*YOUR GOAL*. Collect all the lines that mention the word "grass".

*SUPPLIED MATERIAL*.

****************

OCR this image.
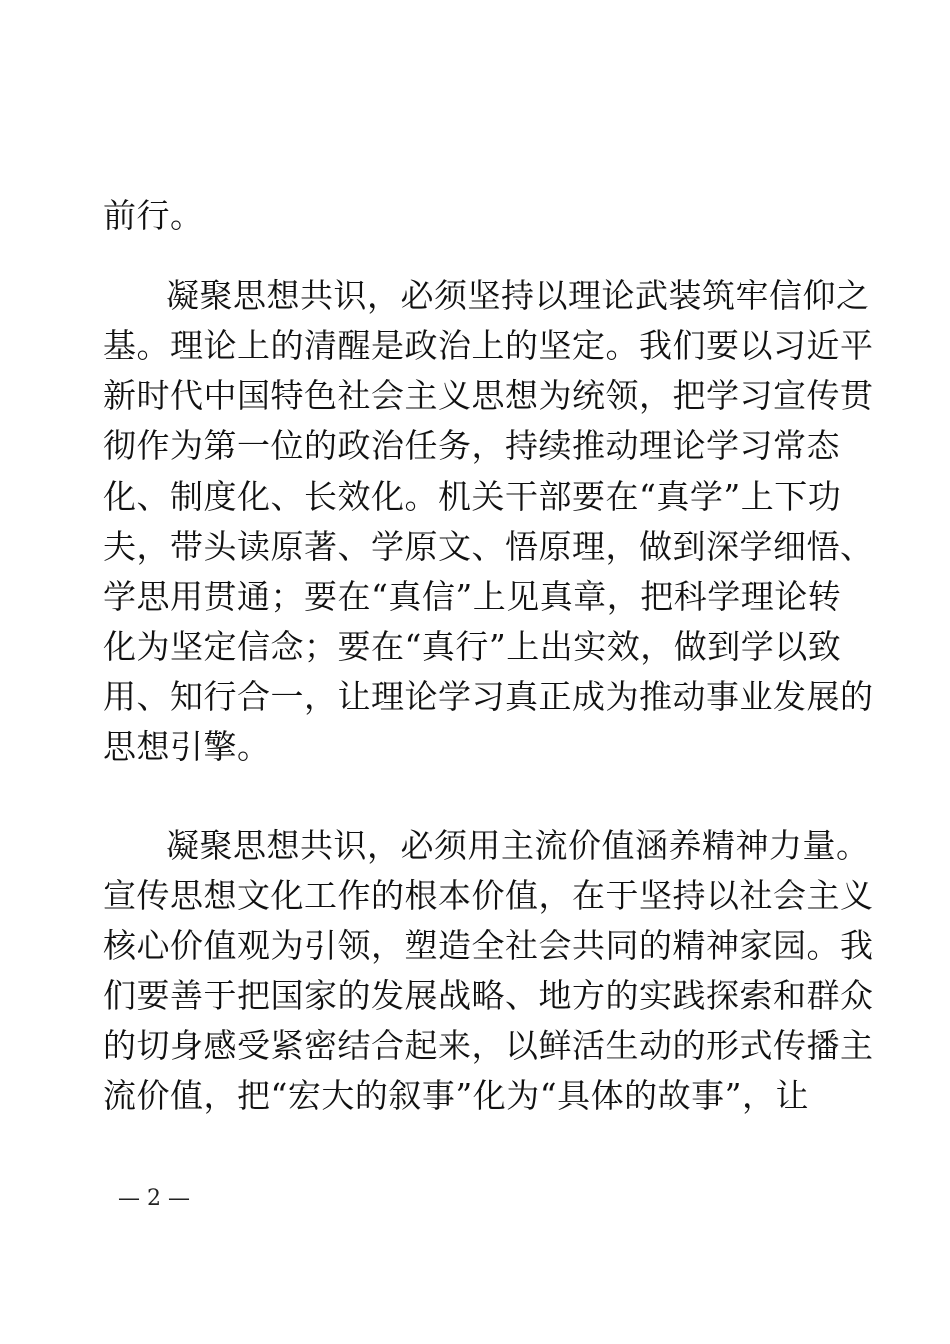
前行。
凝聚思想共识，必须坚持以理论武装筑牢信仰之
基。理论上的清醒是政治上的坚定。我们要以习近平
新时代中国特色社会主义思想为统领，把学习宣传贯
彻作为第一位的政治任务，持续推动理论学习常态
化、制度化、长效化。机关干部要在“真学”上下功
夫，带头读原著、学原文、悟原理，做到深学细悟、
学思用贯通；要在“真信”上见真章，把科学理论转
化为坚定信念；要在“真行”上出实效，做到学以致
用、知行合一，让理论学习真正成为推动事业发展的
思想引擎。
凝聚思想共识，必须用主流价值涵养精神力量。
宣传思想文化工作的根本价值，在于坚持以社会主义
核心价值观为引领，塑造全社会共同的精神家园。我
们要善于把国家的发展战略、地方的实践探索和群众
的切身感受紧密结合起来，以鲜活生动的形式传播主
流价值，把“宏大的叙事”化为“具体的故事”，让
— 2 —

****************

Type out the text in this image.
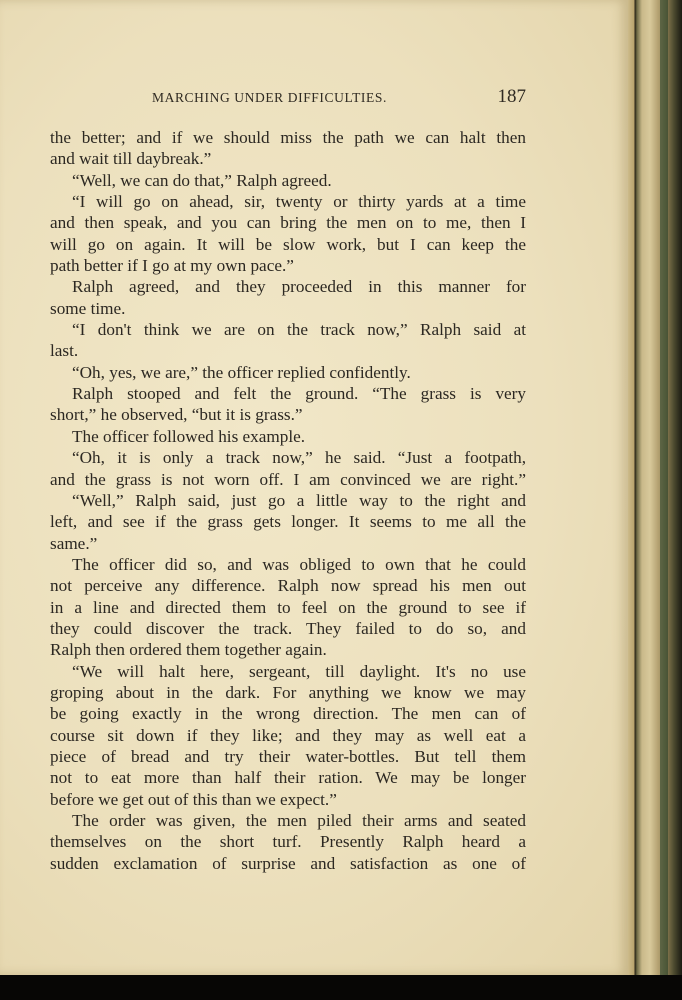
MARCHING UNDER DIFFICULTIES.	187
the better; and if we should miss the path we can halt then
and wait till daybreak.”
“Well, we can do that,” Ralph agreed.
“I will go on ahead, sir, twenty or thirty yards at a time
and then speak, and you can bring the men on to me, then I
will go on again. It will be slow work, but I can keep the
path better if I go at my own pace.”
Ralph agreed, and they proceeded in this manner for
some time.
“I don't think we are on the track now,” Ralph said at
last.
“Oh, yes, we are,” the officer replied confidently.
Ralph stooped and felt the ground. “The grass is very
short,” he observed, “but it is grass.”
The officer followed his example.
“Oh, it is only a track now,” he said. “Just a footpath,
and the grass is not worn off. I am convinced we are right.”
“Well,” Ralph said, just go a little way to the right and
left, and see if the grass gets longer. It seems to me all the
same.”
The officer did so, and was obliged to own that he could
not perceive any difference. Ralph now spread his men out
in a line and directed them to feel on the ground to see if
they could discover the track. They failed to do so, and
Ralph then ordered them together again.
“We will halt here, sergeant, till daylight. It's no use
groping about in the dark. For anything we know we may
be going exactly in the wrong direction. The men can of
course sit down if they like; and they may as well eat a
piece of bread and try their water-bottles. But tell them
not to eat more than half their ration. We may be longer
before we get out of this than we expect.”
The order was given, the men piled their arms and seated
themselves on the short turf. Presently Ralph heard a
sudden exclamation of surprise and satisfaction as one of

****************

*SOLUTION TO THE EXERCISE*.
Ralph stooped and felt the ground. “The grass is very
short,” he observed, “but it is grass.”
and the grass is not worn off. I am convinced we are right.”
left, and see if the grass gets longer. It seems to me all the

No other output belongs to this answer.